* **Records supplied**:
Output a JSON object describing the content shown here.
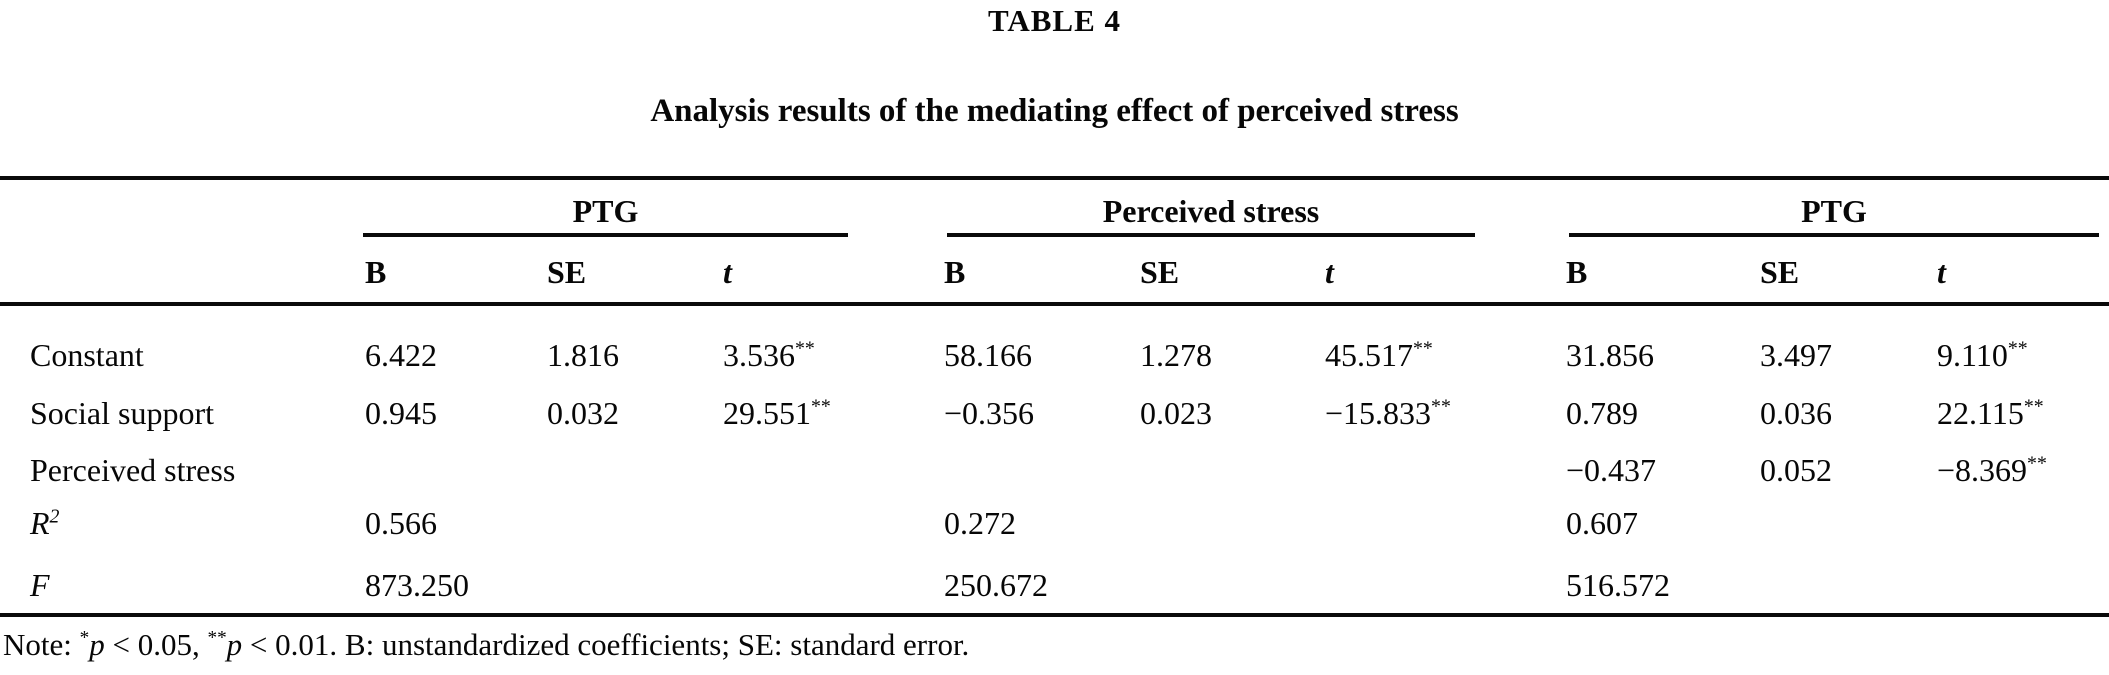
{
  "page": {
    "label": "TABLE 4",
    "caption": "Analysis results of the mediating effect of perceived stress"
  },
  "table": {
    "groups": [
      {
        "label": "PTG"
      },
      {
        "label": "Perceived stress"
      },
      {
        "label": "PTG"
      }
    ],
    "col_headers": [
      "B",
      "SE",
      "t",
      "B",
      "SE",
      "t",
      "B",
      "SE",
      "t"
    ],
    "rows": [
      {
        "label": "Constant",
        "cells": [
          {
            "t": "6.422",
            "s": ""
          },
          {
            "t": "1.816",
            "s": ""
          },
          {
            "t": "3.536",
            "s": "**"
          },
          {
            "t": "58.166",
            "s": ""
          },
          {
            "t": "1.278",
            "s": ""
          },
          {
            "t": "45.517",
            "s": "**"
          },
          {
            "t": "31.856",
            "s": ""
          },
          {
            "t": "3.497",
            "s": ""
          },
          {
            "t": "9.110",
            "s": "**"
          }
        ]
      },
      {
        "label": "Social support",
        "cells": [
          {
            "t": "0.945",
            "s": ""
          },
          {
            "t": "0.032",
            "s": ""
          },
          {
            "t": "29.551",
            "s": "**"
          },
          {
            "t": "−0.356",
            "s": ""
          },
          {
            "t": "0.023",
            "s": ""
          },
          {
            "t": "−15.833",
            "s": "**"
          },
          {
            "t": "0.789",
            "s": ""
          },
          {
            "t": "0.036",
            "s": ""
          },
          {
            "t": "22.115",
            "s": "**"
          }
        ]
      },
      {
        "label": "Perceived stress",
        "cells": [
          {
            "t": "",
            "s": ""
          },
          {
            "t": "",
            "s": ""
          },
          {
            "t": "",
            "s": ""
          },
          {
            "t": "",
            "s": ""
          },
          {
            "t": "",
            "s": ""
          },
          {
            "t": "",
            "s": ""
          },
          {
            "t": "−0.437",
            "s": ""
          },
          {
            "t": "0.052",
            "s": ""
          },
          {
            "t": "−8.369",
            "s": "**"
          }
        ]
      },
      {
        "label": "R",
        "label_sup": "2",
        "cells": [
          {
            "t": "0.566",
            "s": ""
          },
          {
            "t": "",
            "s": ""
          },
          {
            "t": "",
            "s": ""
          },
          {
            "t": "0.272",
            "s": ""
          },
          {
            "t": "",
            "s": ""
          },
          {
            "t": "",
            "s": ""
          },
          {
            "t": "0.607",
            "s": ""
          },
          {
            "t": "",
            "s": ""
          },
          {
            "t": "",
            "s": ""
          }
        ]
      },
      {
        "label": "F",
        "label_sup": "",
        "cells": [
          {
            "t": "873.250",
            "s": ""
          },
          {
            "t": "",
            "s": ""
          },
          {
            "t": "",
            "s": ""
          },
          {
            "t": "250.672",
            "s": ""
          },
          {
            "t": "",
            "s": ""
          },
          {
            "t": "",
            "s": ""
          },
          {
            "t": "516.572",
            "s": ""
          },
          {
            "t": "",
            "s": ""
          },
          {
            "t": "",
            "s": ""
          }
        ]
      }
    ],
    "note": {
      "seg0": "Note: ",
      "seg1": "*",
      "seg2": "p",
      "seg3": " < 0.05, ",
      "seg4": "**",
      "seg5": "p",
      "seg6": " < 0.01. B: unstandardized coefficients; SE: standard error."
    }
  }
}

* **What is needed**: Copy the records word for word, leaving no picture in the copy.

* **Output for this exercise**:
Output a JSON object describing the content shown here.
{
  "page": {
    "label": "TABLE 4",
    "caption": "Analysis results of the mediating effect of perceived stress"
  },
  "table": {
    "groups": [
      {
        "label": "PTG"
      },
      {
        "label": "Perceived stress"
      },
      {
        "label": "PTG"
      }
    ],
    "col_headers": [
      "B",
      "SE",
      "t",
      "B",
      "SE",
      "t",
      "B",
      "SE",
      "t"
    ],
    "rows": [
      {
        "label": "Constant",
        "cells": [
          {
            "t": "6.422",
            "s": ""
          },
          {
            "t": "1.816",
            "s": ""
          },
          {
            "t": "3.536",
            "s": "**"
          },
          {
            "t": "58.166",
            "s": ""
          },
          {
            "t": "1.278",
            "s": ""
          },
          {
            "t": "45.517",
            "s": "**"
          },
          {
            "t": "31.856",
            "s": ""
          },
          {
            "t": "3.497",
            "s": ""
          },
          {
            "t": "9.110",
            "s": "**"
          }
        ]
      },
      {
        "label": "Social support",
        "cells": [
          {
            "t": "0.945",
            "s": ""
          },
          {
            "t": "0.032",
            "s": ""
          },
          {
            "t": "29.551",
            "s": "**"
          },
          {
            "t": "−0.356",
            "s": ""
          },
          {
            "t": "0.023",
            "s": ""
          },
          {
            "t": "−15.833",
            "s": "**"
          },
          {
            "t": "0.789",
            "s": ""
          },
          {
            "t": "0.036",
            "s": ""
          },
          {
            "t": "22.115",
            "s": "**"
          }
        ]
      },
      {
        "label": "Perceived stress",
        "cells": [
          {
            "t": "",
            "s": ""
          },
          {
            "t": "",
            "s": ""
          },
          {
            "t": "",
            "s": ""
          },
          {
            "t": "",
            "s": ""
          },
          {
            "t": "",
            "s": ""
          },
          {
            "t": "",
            "s": ""
          },
          {
            "t": "−0.437",
            "s": ""
          },
          {
            "t": "0.052",
            "s": ""
          },
          {
            "t": "−8.369",
            "s": "**"
          }
        ]
      },
      {
        "label": "R",
        "label_sup": "2",
        "cells": [
          {
            "t": "0.566",
            "s": ""
          },
          {
            "t": "",
            "s": ""
          },
          {
            "t": "",
            "s": ""
          },
          {
            "t": "0.272",
            "s": ""
          },
          {
            "t": "",
            "s": ""
          },
          {
            "t": "",
            "s": ""
          },
          {
            "t": "0.607",
            "s": ""
          },
          {
            "t": "",
            "s": ""
          },
          {
            "t": "",
            "s": ""
          }
        ]
      },
      {
        "label": "F",
        "label_sup": "",
        "cells": [
          {
            "t": "873.250",
            "s": ""
          },
          {
            "t": "",
            "s": ""
          },
          {
            "t": "",
            "s": ""
          },
          {
            "t": "250.672",
            "s": ""
          },
          {
            "t": "",
            "s": ""
          },
          {
            "t": "",
            "s": ""
          },
          {
            "t": "516.572",
            "s": ""
          },
          {
            "t": "",
            "s": ""
          },
          {
            "t": "",
            "s": ""
          }
        ]
      }
    ],
    "note": {
      "seg0": "Note: ",
      "seg1": "*",
      "seg2": "p",
      "seg3": " < 0.05, ",
      "seg4": "**",
      "seg5": "p",
      "seg6": " < 0.01. B: unstandardized coefficients; SE: standard error."
    }
  }
}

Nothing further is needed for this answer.